OBJECTIVE: Return every line below word for word, changing nothing and leaving none out.

Box annotation data
·····

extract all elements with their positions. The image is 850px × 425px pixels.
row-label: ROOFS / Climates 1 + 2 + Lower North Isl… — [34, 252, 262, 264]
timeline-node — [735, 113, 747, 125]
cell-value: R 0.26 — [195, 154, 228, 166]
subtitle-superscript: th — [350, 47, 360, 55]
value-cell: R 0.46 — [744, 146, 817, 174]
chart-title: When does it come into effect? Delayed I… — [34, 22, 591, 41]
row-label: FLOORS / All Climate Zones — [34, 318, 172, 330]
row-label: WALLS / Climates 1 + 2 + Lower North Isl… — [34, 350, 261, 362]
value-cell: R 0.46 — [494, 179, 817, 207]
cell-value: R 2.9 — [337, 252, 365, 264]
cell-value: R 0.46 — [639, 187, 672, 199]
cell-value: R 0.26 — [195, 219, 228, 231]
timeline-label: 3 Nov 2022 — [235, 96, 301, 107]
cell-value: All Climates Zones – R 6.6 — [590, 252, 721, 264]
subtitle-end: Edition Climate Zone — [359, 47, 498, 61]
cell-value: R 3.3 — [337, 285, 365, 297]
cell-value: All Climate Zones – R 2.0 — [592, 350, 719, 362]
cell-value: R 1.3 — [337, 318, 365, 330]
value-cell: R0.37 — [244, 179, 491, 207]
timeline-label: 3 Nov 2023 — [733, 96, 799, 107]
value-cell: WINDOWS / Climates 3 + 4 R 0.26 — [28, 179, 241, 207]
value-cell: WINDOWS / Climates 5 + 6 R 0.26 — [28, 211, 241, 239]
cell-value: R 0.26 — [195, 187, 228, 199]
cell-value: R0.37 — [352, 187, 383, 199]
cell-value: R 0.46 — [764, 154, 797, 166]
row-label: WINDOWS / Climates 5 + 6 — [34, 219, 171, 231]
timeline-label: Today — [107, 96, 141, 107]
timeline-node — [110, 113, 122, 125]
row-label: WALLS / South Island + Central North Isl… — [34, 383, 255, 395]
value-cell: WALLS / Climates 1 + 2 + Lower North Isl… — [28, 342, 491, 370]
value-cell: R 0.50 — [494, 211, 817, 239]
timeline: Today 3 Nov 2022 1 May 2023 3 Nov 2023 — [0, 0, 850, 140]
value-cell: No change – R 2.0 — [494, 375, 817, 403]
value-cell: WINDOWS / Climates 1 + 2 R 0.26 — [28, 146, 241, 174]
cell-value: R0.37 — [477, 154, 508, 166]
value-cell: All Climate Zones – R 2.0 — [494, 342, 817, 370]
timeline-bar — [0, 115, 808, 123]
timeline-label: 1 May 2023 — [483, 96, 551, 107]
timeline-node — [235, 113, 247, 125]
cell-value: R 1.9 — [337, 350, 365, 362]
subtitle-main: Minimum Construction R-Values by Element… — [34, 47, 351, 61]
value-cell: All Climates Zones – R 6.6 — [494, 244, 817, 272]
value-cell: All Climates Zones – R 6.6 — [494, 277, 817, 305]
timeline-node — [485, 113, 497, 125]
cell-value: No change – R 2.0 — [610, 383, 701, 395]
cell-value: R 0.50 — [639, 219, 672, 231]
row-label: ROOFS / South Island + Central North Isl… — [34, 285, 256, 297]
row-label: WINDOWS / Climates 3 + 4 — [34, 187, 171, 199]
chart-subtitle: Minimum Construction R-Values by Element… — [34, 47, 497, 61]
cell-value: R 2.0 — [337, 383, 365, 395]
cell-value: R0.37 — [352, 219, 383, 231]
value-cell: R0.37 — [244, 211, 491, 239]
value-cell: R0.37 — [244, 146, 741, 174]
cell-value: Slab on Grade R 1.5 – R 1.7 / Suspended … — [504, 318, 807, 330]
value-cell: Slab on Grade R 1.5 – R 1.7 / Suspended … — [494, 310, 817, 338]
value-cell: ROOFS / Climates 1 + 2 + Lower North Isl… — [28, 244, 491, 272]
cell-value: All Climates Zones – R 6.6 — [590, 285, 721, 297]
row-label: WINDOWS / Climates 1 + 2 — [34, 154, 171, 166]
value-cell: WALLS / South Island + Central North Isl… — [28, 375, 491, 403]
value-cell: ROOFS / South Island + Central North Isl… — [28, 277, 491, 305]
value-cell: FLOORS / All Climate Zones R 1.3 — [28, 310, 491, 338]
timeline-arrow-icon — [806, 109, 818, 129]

·····

REPLY:
extract all elements with their positions. The image is 850px × 425px pixels.
row-label: ROOFS / Climates 1 + 2 + Lower North Isl… — [34, 252, 262, 264]
timeline-node — [735, 113, 747, 125]
cell-value: R 0.26 — [195, 154, 228, 166]
subtitle-superscript: th — [350, 47, 360, 55]
value-cell: R 0.46 — [744, 146, 817, 174]
chart-title: When does it come into effect? Delayed I… — [34, 22, 591, 41]
row-label: FLOORS / All Climate Zones — [34, 318, 172, 330]
row-label: WALLS / Climates 1 + 2 + Lower North Isl… — [34, 350, 261, 362]
value-cell: R 0.46 — [494, 179, 817, 207]
cell-value: R 2.9 — [337, 252, 365, 264]
cell-value: R 0.46 — [639, 187, 672, 199]
cell-value: R 0.26 — [195, 219, 228, 231]
timeline-label: 3 Nov 2022 — [235, 96, 301, 107]
cell-value: All Climates Zones – R 6.6 — [590, 252, 721, 264]
subtitle-end: Edition Climate Zone — [359, 47, 498, 61]
cell-value: R 3.3 — [337, 285, 365, 297]
cell-value: All Climate Zones – R 2.0 — [592, 350, 719, 362]
cell-value: R 1.3 — [337, 318, 365, 330]
value-cell: R0.37 — [244, 179, 491, 207]
timeline-label: 3 Nov 2023 — [733, 96, 799, 107]
value-cell: WINDOWS / Climates 3 + 4 R 0.26 — [28, 179, 241, 207]
value-cell: WINDOWS / Climates 5 + 6 R 0.26 — [28, 211, 241, 239]
cell-value: R 0.26 — [195, 187, 228, 199]
cell-value: R0.37 — [352, 187, 383, 199]
cell-value: R 0.46 — [764, 154, 797, 166]
row-label: WINDOWS / Climates 5 + 6 — [34, 219, 171, 231]
timeline-label: Today — [107, 96, 141, 107]
timeline-node — [110, 113, 122, 125]
row-label: WALLS / South Island + Central North Isl… — [34, 383, 255, 395]
value-cell: WALLS / Climates 1 + 2 + Lower North Isl… — [28, 342, 491, 370]
value-cell: R 0.50 — [494, 211, 817, 239]
timeline: Today 3 Nov 2022 1 May 2023 3 Nov 2023 — [0, 0, 850, 140]
value-cell: No change – R 2.0 — [494, 375, 817, 403]
value-cell: WINDOWS / Climates 1 + 2 R 0.26 — [28, 146, 241, 174]
cell-value: R0.37 — [477, 154, 508, 166]
value-cell: All Climate Zones – R 2.0 — [494, 342, 817, 370]
timeline-bar — [0, 115, 808, 123]
timeline-label: 1 May 2023 — [483, 96, 551, 107]
timeline-node — [235, 113, 247, 125]
cell-value: R 1.9 — [337, 350, 365, 362]
subtitle-main: Minimum Construction R-Values by Element… — [34, 47, 351, 61]
value-cell: All Climates Zones – R 6.6 — [494, 244, 817, 272]
value-cell: All Climates Zones – R 6.6 — [494, 277, 817, 305]
timeline-node — [485, 113, 497, 125]
cell-value: No change – R 2.0 — [610, 383, 701, 395]
cell-value: R 0.50 — [639, 219, 672, 231]
row-label: ROOFS / South Island + Central North Isl… — [34, 285, 256, 297]
row-label: WINDOWS / Climates 3 + 4 — [34, 187, 171, 199]
chart-subtitle: Minimum Construction R-Values by Element… — [34, 47, 497, 61]
cell-value: R 2.0 — [337, 383, 365, 395]
cell-value: R0.37 — [352, 219, 383, 231]
value-cell: R0.37 — [244, 211, 491, 239]
value-cell: R0.37 — [244, 146, 741, 174]
cell-value: Slab on Grade R 1.5 – R 1.7 / Suspended … — [504, 318, 807, 330]
value-cell: Slab on Grade R 1.5 – R 1.7 / Suspended … — [494, 310, 817, 338]
value-cell: ROOFS / Climates 1 + 2 + Lower North Isl… — [28, 244, 491, 272]
cell-value: All Climates Zones – R 6.6 — [590, 285, 721, 297]
row-label: WINDOWS / Climates 1 + 2 — [34, 154, 171, 166]
value-cell: WALLS / South Island + Central North Isl… — [28, 375, 491, 403]
value-cell: ROOFS / South Island + Central North Isl… — [28, 277, 491, 305]
value-cell: FLOORS / All Climate Zones R 1.3 — [28, 310, 491, 338]
timeline-arrow-icon — [806, 109, 818, 129]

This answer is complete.